• [Extract]:
-.-.-
# Help w 70 gallon algae control



## MiKyong (Jan 22, 2008)

I have a 70 gallon tank (18 inches tall) that has been set up for ~5 months. I have a pair of apistos and ~10 corys and ~10 serpae type tetras that I feed once a day. I have ADA soil and inject CO2. The lighting is 130 watts of CF (19 inches from the substrate level) and a 24 watt T5 (again 19 inches from the substate). (I removed an additional 130 watts of CF lighting 4 weeks ago when I first starting having algae issues.)

About a month ago I removed most of my fast growing Alternanthera reineckii 'Rosaefolia' because it had hair algae at the top of the plant (at water's surface) and because it was getting 'leggy'. I kept only a few stems tops that I could remove the algae from and replanted them.
-.-.-
• [Provided records]:
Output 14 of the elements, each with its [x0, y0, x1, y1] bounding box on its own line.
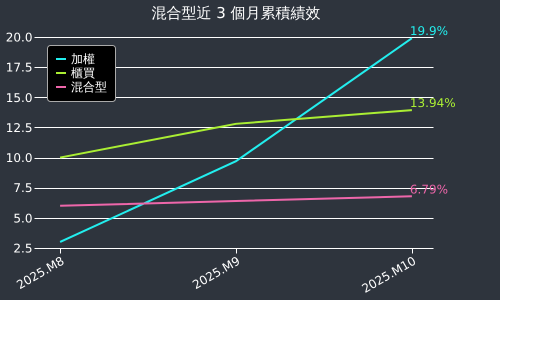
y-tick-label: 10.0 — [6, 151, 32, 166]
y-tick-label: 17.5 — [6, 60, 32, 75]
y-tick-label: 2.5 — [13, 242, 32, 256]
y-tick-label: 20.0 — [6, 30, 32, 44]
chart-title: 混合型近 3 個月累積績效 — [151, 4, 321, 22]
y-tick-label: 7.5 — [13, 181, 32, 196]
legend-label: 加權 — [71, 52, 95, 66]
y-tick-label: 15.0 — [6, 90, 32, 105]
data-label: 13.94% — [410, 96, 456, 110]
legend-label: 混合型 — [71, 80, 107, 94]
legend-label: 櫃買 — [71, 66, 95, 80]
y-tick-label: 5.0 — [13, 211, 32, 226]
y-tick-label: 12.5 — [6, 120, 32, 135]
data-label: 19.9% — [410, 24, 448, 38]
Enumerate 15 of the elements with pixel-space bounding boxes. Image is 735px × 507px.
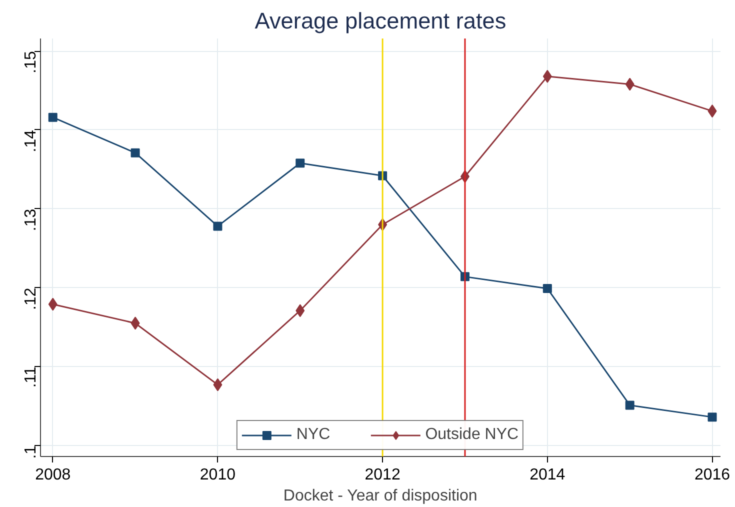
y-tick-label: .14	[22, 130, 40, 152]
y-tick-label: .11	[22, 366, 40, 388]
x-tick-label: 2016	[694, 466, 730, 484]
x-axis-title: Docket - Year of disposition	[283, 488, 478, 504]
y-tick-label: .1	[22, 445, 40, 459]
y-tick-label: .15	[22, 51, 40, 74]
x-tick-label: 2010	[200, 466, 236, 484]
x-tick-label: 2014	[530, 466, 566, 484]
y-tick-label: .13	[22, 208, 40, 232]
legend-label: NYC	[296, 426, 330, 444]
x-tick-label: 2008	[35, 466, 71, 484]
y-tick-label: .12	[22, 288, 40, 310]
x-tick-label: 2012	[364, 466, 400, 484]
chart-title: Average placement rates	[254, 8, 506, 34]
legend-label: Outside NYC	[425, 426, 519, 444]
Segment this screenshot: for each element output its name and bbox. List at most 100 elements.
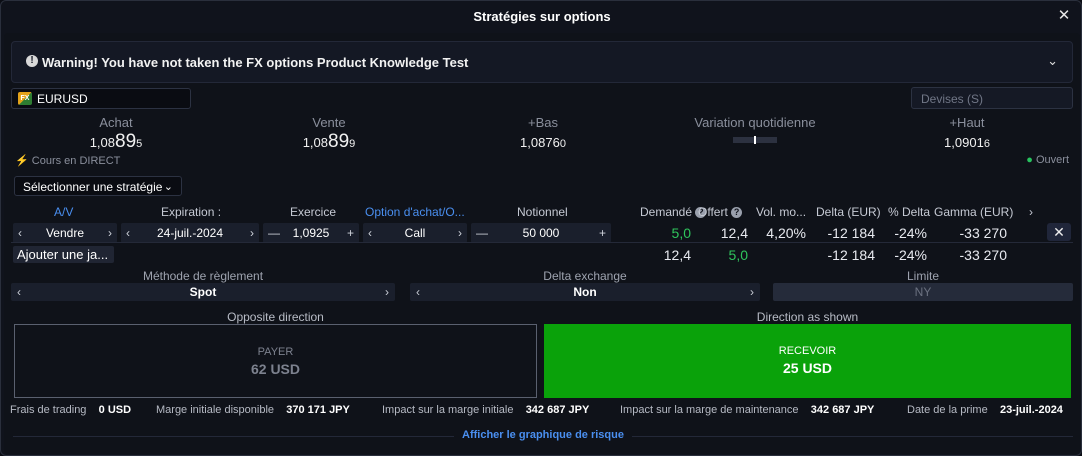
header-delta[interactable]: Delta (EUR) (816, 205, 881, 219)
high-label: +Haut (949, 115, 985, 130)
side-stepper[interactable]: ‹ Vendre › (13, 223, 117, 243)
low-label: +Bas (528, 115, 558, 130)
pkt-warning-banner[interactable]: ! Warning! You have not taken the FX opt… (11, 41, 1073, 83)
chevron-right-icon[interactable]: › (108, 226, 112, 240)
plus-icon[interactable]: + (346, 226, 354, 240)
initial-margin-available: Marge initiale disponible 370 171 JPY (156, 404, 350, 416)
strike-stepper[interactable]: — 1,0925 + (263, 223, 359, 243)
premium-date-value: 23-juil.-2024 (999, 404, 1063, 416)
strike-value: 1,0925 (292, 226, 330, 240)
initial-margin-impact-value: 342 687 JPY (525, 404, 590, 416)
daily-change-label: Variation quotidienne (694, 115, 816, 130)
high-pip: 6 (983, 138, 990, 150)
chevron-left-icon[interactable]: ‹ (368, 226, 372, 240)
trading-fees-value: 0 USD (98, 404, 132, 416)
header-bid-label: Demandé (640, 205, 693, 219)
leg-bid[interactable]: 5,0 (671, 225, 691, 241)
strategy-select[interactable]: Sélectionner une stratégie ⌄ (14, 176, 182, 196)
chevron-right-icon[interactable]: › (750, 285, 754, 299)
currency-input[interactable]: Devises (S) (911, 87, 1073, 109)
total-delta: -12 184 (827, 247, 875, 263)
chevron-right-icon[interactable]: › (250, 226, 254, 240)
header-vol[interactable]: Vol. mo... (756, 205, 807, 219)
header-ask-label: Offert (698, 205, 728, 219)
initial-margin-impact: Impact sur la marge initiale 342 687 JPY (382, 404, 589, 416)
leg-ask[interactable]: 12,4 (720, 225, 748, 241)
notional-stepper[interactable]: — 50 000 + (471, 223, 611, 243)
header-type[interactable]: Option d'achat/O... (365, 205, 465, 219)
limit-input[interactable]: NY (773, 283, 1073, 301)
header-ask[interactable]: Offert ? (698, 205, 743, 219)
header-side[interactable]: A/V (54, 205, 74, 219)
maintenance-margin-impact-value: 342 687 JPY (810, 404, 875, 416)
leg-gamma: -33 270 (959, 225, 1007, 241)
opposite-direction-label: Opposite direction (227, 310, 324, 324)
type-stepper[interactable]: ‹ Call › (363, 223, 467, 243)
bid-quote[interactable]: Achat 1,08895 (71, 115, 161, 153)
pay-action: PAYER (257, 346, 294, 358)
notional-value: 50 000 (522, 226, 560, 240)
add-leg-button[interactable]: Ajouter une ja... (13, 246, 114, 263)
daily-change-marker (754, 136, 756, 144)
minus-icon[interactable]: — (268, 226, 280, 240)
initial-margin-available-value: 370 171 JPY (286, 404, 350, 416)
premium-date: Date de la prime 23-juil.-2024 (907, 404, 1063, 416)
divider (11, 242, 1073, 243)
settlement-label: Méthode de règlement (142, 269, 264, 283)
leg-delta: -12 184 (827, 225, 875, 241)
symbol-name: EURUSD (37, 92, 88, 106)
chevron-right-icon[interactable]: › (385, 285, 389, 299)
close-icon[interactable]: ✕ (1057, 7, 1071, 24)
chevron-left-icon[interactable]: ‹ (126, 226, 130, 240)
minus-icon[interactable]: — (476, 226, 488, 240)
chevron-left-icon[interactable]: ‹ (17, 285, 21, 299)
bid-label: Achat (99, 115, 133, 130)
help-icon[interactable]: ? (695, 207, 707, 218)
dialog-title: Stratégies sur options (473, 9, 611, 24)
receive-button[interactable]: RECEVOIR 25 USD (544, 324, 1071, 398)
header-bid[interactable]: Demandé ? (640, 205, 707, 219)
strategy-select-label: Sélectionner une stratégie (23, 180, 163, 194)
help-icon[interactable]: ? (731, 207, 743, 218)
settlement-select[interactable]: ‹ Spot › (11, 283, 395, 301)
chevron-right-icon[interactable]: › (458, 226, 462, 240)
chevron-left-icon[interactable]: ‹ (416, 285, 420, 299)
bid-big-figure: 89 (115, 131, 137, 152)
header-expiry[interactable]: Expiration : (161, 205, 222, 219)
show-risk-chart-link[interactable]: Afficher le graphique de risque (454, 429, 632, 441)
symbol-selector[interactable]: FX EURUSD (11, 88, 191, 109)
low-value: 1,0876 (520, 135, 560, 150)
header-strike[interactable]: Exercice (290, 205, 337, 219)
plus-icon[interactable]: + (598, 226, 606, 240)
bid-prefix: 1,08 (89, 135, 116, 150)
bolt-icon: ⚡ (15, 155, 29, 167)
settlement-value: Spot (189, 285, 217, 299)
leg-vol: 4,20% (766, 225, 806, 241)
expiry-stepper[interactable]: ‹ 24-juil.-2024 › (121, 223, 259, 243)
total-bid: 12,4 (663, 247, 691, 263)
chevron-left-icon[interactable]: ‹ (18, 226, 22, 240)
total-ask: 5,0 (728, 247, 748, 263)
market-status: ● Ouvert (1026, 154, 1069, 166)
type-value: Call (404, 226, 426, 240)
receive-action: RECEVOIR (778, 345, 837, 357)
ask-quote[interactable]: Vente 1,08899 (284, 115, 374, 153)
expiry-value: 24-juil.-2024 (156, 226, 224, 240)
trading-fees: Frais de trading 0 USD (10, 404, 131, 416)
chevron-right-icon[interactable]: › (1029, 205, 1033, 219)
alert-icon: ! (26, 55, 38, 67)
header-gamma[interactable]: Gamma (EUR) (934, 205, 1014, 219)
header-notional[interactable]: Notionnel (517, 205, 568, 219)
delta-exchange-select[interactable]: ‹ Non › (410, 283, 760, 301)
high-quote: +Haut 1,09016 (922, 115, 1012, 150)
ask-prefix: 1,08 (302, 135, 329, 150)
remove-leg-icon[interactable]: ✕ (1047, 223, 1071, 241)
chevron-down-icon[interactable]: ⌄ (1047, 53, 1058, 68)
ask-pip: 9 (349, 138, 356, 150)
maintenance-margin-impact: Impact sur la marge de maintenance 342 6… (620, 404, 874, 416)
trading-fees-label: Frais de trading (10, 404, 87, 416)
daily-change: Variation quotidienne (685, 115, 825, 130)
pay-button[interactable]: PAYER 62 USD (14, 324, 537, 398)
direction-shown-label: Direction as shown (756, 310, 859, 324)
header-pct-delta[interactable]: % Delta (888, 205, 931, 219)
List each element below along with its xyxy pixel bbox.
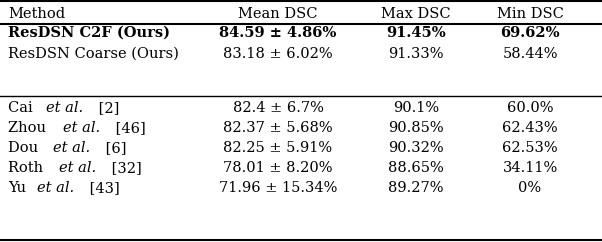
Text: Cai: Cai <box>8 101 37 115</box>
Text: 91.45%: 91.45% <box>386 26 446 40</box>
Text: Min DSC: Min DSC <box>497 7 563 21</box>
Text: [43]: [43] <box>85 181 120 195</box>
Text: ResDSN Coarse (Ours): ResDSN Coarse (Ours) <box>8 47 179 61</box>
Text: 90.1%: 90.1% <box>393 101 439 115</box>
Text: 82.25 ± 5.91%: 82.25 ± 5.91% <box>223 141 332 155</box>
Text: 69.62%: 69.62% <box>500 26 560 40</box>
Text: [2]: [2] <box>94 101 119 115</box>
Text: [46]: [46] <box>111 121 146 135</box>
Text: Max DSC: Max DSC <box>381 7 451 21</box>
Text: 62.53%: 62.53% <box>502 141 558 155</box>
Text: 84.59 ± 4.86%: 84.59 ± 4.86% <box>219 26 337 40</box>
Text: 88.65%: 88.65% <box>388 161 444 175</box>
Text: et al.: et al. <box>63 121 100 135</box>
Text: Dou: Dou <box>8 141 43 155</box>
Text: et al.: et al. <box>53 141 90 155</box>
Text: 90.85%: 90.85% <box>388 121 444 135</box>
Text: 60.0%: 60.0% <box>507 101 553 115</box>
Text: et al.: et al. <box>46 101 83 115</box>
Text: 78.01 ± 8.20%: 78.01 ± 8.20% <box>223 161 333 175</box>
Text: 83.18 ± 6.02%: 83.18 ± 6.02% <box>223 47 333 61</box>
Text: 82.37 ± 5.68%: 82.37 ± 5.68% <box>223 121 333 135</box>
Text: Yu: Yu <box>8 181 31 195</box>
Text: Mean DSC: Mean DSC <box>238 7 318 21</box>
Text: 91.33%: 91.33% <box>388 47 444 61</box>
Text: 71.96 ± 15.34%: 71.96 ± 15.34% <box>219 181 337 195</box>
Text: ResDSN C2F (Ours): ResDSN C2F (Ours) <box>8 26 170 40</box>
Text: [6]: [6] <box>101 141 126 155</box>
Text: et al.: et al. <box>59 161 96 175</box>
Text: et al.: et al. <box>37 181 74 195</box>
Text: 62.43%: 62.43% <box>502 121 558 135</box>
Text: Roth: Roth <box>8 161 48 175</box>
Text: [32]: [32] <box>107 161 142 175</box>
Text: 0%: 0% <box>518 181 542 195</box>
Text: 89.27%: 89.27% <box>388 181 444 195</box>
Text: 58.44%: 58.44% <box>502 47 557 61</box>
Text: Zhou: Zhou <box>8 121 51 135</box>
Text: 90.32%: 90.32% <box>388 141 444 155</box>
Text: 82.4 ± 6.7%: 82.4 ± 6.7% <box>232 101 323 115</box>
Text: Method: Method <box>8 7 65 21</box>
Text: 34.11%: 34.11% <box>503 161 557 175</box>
-.-.-
• [Requirements]:
1. Decide whether each statement agrees with the aquarium post. For each, answer yes or no and quote the words of the post that decide it.
(a) The tank has been set up for about five months.
(b) The fish are fed twice a day.
(c) The tank is 24 inches tall.
2. Answer these questions from the aquarium post.
(a) How far above the substrate level is the 130-watt CF lighting?
(b) What substrate does the tank use?
(c) Which plant was mostly taken out about a month ago?
3. Resume the aquarium post after its last sentence.

• [Response list]:
1.
(a) Yes: "has been set up for ~5 months"
(b) No: "that I feed once a day"
(c) No: "(18 inches tall)"

2.
(a) 19 inches
(b) ADA soil
(c) Alternanthera reineckii 'Rosaefolia'

3.
My problem is with continued and expanding hair algae and staghorn algae and spot algae. The hair and staghorn is appearing primarily on the long leaves of my Vallisneria spiralis (plants are anywhere from 14 inches to 30 inches so they have a large floating presence on the top of the tank) the amazon sword plants (including Echinodorus 'Ozelot Red') and very heavily on the Aponogeton crispus (and the plant's flowers - again, leaves ~20 - 24 inches long and floating on the surface) and the Cryptocoryne crispatula var. balansae.

I have manually removed as much of the algae as I can using a toothbrush and cotton swabs. I believe the problem, according to what I've researched here and elsewhere on the web, is 1) not enough circulation (the val, balansae and crispus are very dense in places), 2 poor macro nutrients (I don't fertilize except root tabs) and 3) low CO2.

I am ordering some small powerheads to improve circulation, especially in 'dead' spots where there is no water movement at the surface. (I currently have a 2213, 2217 on the tank). I will also increase water changes from ~25% once a week to 2-3 times per week. I will readjust the CO2 injection to get better consistency and I will start using Excel Flourish with each water change. (I don't use any test kits on the tank).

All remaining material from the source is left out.